**WRITTEN EXERCISE:**
Copy out the listing exactly.

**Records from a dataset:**
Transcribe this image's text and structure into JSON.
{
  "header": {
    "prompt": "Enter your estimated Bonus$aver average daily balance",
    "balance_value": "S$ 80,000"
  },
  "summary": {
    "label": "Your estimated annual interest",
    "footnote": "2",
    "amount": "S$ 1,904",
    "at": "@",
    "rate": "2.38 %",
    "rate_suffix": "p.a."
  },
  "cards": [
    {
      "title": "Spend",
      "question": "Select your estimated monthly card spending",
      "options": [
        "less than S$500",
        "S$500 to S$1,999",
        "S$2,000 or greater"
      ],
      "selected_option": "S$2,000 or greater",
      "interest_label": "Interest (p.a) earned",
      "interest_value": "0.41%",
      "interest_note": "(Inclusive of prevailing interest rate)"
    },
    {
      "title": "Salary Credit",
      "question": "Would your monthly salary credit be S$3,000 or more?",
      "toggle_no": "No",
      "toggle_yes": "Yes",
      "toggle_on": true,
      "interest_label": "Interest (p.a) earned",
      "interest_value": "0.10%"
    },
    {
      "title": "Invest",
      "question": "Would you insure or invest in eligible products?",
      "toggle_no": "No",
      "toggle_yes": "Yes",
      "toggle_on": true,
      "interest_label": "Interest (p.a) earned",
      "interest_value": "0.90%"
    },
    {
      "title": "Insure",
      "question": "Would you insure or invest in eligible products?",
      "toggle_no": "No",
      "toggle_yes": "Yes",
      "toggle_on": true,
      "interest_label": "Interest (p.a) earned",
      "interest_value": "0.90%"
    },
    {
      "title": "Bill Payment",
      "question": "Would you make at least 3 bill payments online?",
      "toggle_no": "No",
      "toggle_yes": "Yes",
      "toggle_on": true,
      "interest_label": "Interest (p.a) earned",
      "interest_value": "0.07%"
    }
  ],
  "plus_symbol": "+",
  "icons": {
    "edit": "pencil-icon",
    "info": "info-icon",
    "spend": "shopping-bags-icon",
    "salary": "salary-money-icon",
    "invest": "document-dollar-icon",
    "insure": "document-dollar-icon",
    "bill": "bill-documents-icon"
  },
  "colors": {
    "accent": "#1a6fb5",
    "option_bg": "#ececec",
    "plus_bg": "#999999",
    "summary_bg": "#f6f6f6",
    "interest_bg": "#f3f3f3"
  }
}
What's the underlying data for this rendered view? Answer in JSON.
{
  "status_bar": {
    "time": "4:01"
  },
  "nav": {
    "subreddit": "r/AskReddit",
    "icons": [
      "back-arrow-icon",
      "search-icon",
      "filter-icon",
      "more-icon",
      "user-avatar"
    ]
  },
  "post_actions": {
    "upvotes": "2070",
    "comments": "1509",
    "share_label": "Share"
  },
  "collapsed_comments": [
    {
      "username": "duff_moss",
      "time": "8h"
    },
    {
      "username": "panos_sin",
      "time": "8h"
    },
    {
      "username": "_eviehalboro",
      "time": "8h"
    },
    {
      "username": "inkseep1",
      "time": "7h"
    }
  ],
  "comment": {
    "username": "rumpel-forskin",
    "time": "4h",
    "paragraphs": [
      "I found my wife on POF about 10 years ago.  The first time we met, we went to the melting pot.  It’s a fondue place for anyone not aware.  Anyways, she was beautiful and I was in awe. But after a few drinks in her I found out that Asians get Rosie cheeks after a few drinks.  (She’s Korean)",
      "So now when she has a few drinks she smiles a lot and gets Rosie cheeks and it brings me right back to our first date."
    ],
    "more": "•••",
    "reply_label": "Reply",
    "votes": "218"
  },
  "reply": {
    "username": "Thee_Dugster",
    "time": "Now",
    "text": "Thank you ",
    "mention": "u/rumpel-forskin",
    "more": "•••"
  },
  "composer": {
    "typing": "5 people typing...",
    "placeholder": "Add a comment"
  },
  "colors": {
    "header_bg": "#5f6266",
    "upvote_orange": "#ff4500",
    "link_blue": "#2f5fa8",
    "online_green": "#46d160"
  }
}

**REPLY:**
Transcribe this image's text and structure into JSON.
{
  "header": {
    "prompt": "Enter your estimated Bonus$aver average daily balance",
    "balance_value": "S$ 80,000"
  },
  "summary": {
    "label": "Your estimated annual interest",
    "footnote": "2",
    "amount": "S$ 1,904",
    "at": "@",
    "rate": "2.38 %",
    "rate_suffix": "p.a."
  },
  "cards": [
    {
      "title": "Spend",
      "question": "Select your estimated monthly card spending",
      "options": [
        "less than S$500",
        "S$500 to S$1,999",
        "S$2,000 or greater"
      ],
      "selected_option": "S$2,000 or greater",
      "interest_label": "Interest (p.a) earned",
      "interest_value": "0.41%",
      "interest_note": "(Inclusive of prevailing interest rate)"
    },
    {
      "title": "Salary Credit",
      "question": "Would your monthly salary credit be S$3,000 or more?",
      "toggle_no": "No",
      "toggle_yes": "Yes",
      "toggle_on": true,
      "interest_label": "Interest (p.a) earned",
      "interest_value": "0.10%"
    },
    {
      "title": "Invest",
      "question": "Would you insure or invest in eligible products?",
      "toggle_no": "No",
      "toggle_yes": "Yes",
      "toggle_on": true,
      "interest_label": "Interest (p.a) earned",
      "interest_value": "0.90%"
    },
    {
      "title": "Insure",
      "question": "Would you insure or invest in eligible products?",
      "toggle_no": "No",
      "toggle_yes": "Yes",
      "toggle_on": true,
      "interest_label": "Interest (p.a) earned",
      "interest_value": "0.90%"
    },
    {
      "title": "Bill Payment",
      "question": "Would you make at least 3 bill payments online?",
      "toggle_no": "No",
      "toggle_yes": "Yes",
      "toggle_on": true,
      "interest_label": "Interest (p.a) earned",
      "interest_value": "0.07%"
    }
  ],
  "plus_symbol": "+",
  "icons": {
    "edit": "pencil-icon",
    "info": "info-icon",
    "spend": "shopping-bags-icon",
    "salary": "salary-money-icon",
    "invest": "document-dollar-icon",
    "insure": "document-dollar-icon",
    "bill": "bill-documents-icon"
  },
  "colors": {
    "accent": "#1a6fb5",
    "option_bg": "#ececec",
    "plus_bg": "#999999",
    "summary_bg": "#f6f6f6",
    "interest_bg": "#f3f3f3"
  }
}
What's the underlying data for this rendered view? Answer in JSON.
{
  "status_bar": {
    "time": "4:01"
  },
  "nav": {
    "subreddit": "r/AskReddit",
    "icons": [
      "back-arrow-icon",
      "search-icon",
      "filter-icon",
      "more-icon",
      "user-avatar"
    ]
  },
  "post_actions": {
    "upvotes": "2070",
    "comments": "1509",
    "share_label": "Share"
  },
  "collapsed_comments": [
    {
      "username": "duff_moss",
      "time": "8h"
    },
    {
      "username": "panos_sin",
      "time": "8h"
    },
    {
      "username": "_eviehalboro",
      "time": "8h"
    },
    {
      "username": "inkseep1",
      "time": "7h"
    }
  ],
  "comment": {
    "username": "rumpel-forskin",
    "time": "4h",
    "paragraphs": [
      "I found my wife on POF about 10 years ago.  The first time we met, we went to the melting pot.  It’s a fondue place for anyone not aware.  Anyways, she was beautiful and I was in awe. But after a few drinks in her I found out that Asians get Rosie cheeks after a few drinks.  (She’s Korean)",
      "So now when she has a few drinks she smiles a lot and gets Rosie cheeks and it brings me right back to our first date."
    ],
    "more": "•••",
    "reply_label": "Reply",
    "votes": "218"
  },
  "reply": {
    "username": "Thee_Dugster",
    "time": "Now",
    "text": "Thank you ",
    "mention": "u/rumpel-forskin",
    "more": "•••"
  },
  "composer": {
    "typing": "5 people typing...",
    "placeholder": "Add a comment"
  },
  "colors": {
    "header_bg": "#5f6266",
    "upvote_orange": "#ff4500",
    "link_blue": "#2f5fa8",
    "online_green": "#46d160"
  }
}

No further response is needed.